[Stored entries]
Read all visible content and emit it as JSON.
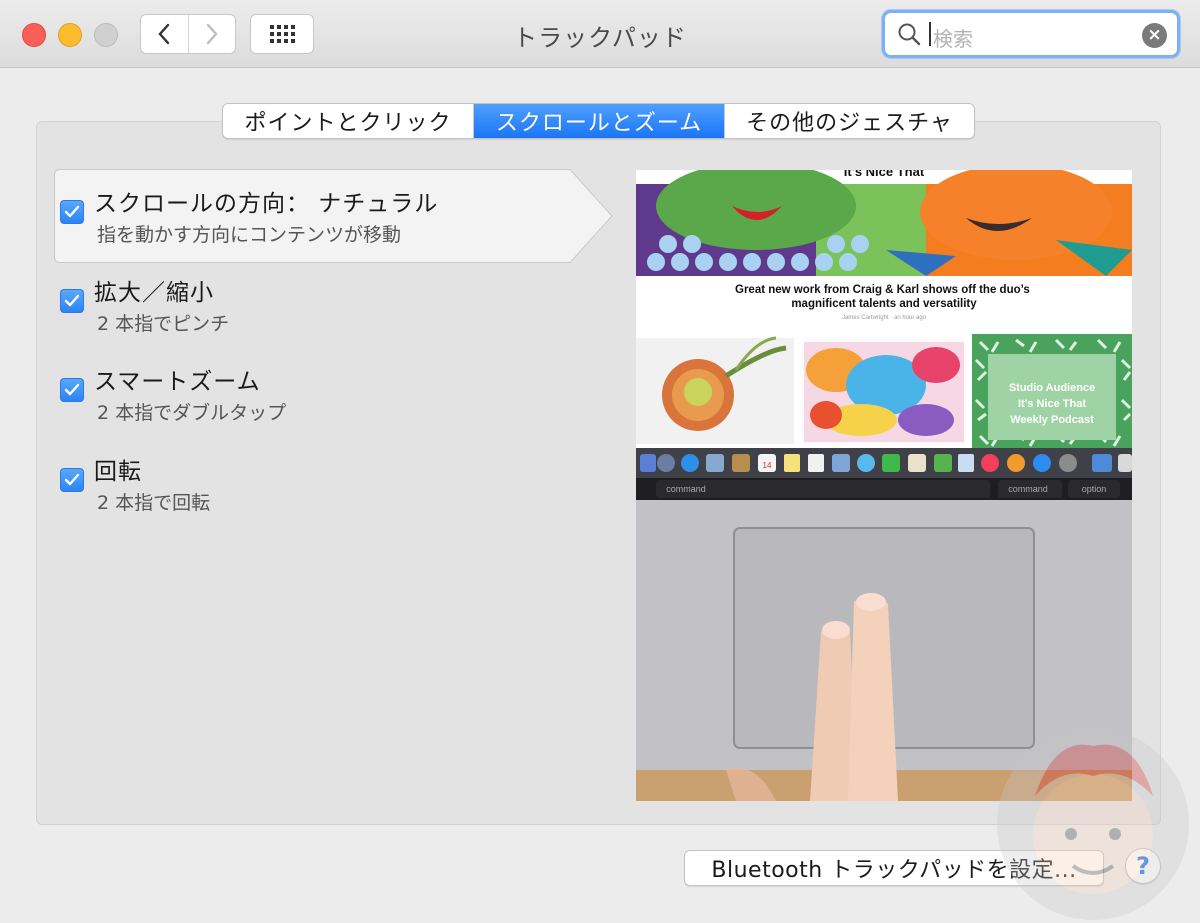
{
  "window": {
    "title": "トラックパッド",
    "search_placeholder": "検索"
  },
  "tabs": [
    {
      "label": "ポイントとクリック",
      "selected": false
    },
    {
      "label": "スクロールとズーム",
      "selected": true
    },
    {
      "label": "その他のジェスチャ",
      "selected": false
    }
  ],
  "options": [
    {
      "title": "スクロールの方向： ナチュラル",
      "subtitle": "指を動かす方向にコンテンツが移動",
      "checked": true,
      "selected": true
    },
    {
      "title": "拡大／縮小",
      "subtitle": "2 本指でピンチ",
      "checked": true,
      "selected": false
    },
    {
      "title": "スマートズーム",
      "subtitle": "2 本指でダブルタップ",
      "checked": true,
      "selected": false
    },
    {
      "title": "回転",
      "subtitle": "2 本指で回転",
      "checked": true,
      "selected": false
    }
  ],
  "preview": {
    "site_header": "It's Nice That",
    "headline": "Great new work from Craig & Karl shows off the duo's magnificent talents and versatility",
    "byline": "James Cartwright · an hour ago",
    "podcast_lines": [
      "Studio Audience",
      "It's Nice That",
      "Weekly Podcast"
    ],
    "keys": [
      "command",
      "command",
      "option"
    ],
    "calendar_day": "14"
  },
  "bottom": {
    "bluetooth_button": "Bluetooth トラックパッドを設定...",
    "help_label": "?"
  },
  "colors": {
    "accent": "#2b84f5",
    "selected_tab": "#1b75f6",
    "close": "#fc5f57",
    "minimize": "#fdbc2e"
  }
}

| WORK REQUIRED |
Give the entries again word for word, but skip the pictures.

| RESULT BELOW |
Read all visible content and emit it as JSON.
{
  "window": {
    "title": "トラックパッド",
    "search_placeholder": "検索"
  },
  "tabs": [
    {
      "label": "ポイントとクリック",
      "selected": false
    },
    {
      "label": "スクロールとズーム",
      "selected": true
    },
    {
      "label": "その他のジェスチャ",
      "selected": false
    }
  ],
  "options": [
    {
      "title": "スクロールの方向： ナチュラル",
      "subtitle": "指を動かす方向にコンテンツが移動",
      "checked": true,
      "selected": true
    },
    {
      "title": "拡大／縮小",
      "subtitle": "2 本指でピンチ",
      "checked": true,
      "selected": false
    },
    {
      "title": "スマートズーム",
      "subtitle": "2 本指でダブルタップ",
      "checked": true,
      "selected": false
    },
    {
      "title": "回転",
      "subtitle": "2 本指で回転",
      "checked": true,
      "selected": false
    }
  ],
  "preview": {
    "site_header": "It's Nice That",
    "headline": "Great new work from Craig & Karl shows off the duo's magnificent talents and versatility",
    "byline": "James Cartwright · an hour ago",
    "podcast_lines": [
      "Studio Audience",
      "It's Nice That",
      "Weekly Podcast"
    ],
    "keys": [
      "command",
      "command",
      "option"
    ],
    "calendar_day": "14"
  },
  "bottom": {
    "bluetooth_button": "Bluetooth トラックパッドを設定...",
    "help_label": "?"
  },
  "colors": {
    "accent": "#2b84f5",
    "selected_tab": "#1b75f6",
    "close": "#fc5f57",
    "minimize": "#fdbc2e"
  }
}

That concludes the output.